Task instructions: Look through the data below and return each line where "viewers" appears.

Entries from a dataset:
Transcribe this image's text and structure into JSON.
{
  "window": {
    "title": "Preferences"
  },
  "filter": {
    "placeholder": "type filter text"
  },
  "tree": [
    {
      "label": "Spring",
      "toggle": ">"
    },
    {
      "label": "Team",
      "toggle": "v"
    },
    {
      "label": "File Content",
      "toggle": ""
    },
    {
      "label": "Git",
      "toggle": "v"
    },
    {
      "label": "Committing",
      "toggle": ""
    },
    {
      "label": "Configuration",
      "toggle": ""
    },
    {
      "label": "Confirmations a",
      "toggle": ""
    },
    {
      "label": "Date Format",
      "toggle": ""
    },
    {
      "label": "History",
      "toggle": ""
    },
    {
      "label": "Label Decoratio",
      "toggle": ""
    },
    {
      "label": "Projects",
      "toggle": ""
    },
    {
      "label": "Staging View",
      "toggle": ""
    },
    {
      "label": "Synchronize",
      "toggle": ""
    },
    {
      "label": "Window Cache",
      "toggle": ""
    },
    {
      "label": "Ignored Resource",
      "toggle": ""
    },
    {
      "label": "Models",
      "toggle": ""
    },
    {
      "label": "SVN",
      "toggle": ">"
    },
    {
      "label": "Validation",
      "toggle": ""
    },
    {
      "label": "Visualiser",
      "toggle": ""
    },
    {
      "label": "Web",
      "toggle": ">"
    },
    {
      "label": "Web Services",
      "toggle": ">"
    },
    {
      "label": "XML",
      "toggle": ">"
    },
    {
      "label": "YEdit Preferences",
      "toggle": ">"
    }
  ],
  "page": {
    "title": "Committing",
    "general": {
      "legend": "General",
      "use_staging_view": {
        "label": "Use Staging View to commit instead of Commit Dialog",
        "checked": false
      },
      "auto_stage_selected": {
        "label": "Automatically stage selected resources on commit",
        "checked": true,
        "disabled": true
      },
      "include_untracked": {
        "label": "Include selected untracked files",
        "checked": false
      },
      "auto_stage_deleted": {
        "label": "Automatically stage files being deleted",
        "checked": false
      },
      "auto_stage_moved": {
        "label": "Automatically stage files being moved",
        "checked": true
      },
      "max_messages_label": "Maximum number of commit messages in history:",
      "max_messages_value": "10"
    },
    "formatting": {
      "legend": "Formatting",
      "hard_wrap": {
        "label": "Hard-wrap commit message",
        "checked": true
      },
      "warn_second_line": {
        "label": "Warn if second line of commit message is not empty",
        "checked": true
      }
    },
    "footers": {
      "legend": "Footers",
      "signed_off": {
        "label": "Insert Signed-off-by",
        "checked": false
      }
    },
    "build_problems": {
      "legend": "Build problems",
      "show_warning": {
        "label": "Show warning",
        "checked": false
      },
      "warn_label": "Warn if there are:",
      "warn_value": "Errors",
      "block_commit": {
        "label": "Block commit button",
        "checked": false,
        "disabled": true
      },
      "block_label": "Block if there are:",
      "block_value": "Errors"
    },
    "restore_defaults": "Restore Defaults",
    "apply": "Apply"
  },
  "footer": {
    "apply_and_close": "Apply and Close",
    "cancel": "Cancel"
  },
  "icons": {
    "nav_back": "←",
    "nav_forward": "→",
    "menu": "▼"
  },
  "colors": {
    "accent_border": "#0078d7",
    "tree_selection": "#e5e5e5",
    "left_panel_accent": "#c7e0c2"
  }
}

---

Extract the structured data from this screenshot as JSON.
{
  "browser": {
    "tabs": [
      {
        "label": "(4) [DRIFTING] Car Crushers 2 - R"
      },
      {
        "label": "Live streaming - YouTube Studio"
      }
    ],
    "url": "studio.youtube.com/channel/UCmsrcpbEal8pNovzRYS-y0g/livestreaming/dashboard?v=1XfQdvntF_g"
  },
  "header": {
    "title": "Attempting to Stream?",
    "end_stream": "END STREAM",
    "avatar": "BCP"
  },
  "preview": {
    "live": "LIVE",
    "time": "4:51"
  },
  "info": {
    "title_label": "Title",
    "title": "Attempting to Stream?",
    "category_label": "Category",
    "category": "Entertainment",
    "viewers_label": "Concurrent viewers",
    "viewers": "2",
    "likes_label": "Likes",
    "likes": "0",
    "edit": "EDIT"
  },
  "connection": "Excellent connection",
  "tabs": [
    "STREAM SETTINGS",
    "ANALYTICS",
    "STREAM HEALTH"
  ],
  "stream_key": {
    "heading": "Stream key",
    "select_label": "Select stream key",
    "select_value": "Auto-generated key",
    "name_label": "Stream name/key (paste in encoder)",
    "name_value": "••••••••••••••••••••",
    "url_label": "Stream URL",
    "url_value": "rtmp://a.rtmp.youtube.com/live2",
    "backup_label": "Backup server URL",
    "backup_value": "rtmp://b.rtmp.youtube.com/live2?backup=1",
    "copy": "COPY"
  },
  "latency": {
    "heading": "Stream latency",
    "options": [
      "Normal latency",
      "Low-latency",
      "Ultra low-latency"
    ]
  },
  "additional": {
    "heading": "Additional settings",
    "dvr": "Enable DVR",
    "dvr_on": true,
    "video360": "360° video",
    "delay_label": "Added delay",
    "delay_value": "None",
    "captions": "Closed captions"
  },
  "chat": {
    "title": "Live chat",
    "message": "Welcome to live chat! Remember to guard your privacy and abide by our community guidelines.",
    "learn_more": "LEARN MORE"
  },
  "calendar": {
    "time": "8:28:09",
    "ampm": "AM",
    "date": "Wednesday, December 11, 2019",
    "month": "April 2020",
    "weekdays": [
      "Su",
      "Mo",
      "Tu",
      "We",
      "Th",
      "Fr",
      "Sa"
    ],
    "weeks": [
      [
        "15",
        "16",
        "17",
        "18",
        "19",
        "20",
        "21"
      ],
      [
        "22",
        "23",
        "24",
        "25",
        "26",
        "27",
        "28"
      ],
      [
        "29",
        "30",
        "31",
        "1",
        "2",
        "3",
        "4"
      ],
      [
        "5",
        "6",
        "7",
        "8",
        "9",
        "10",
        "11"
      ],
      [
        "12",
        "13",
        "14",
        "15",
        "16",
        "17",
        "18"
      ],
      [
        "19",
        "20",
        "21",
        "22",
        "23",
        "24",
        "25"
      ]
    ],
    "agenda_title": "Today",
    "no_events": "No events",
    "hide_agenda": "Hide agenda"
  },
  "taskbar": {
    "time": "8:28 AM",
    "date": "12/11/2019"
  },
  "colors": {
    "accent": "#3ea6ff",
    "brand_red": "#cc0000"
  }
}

* * *

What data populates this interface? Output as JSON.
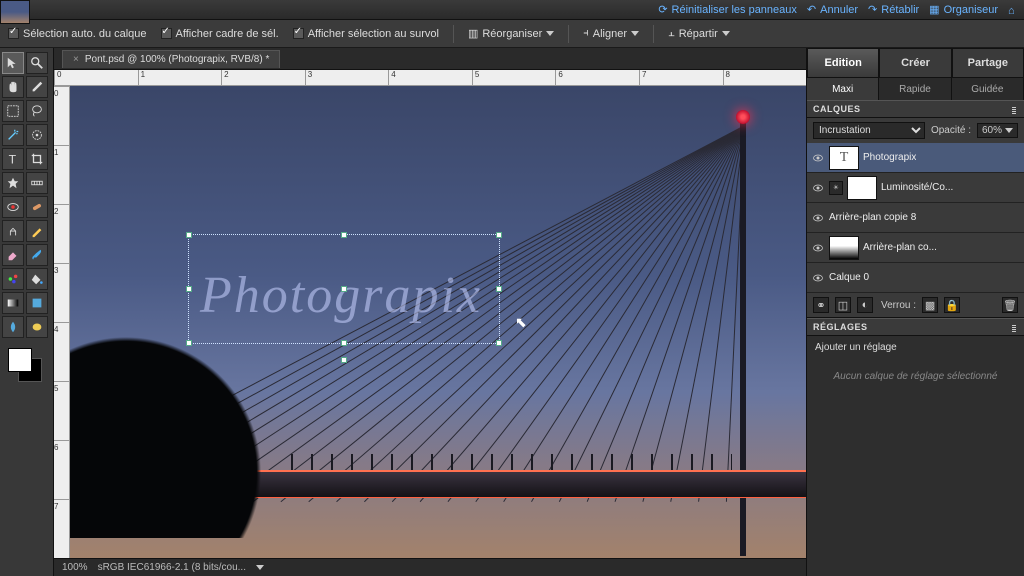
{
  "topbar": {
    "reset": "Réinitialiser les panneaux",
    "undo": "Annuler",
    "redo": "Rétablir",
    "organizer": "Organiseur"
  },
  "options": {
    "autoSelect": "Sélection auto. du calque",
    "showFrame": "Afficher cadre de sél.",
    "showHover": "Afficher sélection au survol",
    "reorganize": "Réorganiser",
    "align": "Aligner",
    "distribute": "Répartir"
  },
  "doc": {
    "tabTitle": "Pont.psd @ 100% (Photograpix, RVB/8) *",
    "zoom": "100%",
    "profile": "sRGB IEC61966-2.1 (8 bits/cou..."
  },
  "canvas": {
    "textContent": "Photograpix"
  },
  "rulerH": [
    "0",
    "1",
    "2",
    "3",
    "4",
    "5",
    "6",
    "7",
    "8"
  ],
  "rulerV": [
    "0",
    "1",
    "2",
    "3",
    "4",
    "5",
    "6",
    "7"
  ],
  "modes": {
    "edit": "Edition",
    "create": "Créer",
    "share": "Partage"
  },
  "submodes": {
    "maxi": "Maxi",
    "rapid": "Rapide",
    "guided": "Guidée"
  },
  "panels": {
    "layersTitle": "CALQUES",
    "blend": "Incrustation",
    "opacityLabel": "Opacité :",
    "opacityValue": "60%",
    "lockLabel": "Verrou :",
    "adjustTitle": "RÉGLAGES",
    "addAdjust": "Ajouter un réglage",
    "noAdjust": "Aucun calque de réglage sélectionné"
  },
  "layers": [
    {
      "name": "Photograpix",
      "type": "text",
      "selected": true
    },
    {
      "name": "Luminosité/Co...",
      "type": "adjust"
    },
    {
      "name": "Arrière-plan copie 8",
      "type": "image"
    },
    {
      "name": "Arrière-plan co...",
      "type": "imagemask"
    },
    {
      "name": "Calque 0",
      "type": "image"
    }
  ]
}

Response to this exercise:
    "viewers_label": "Concurrent viewers",
    "viewers": "2",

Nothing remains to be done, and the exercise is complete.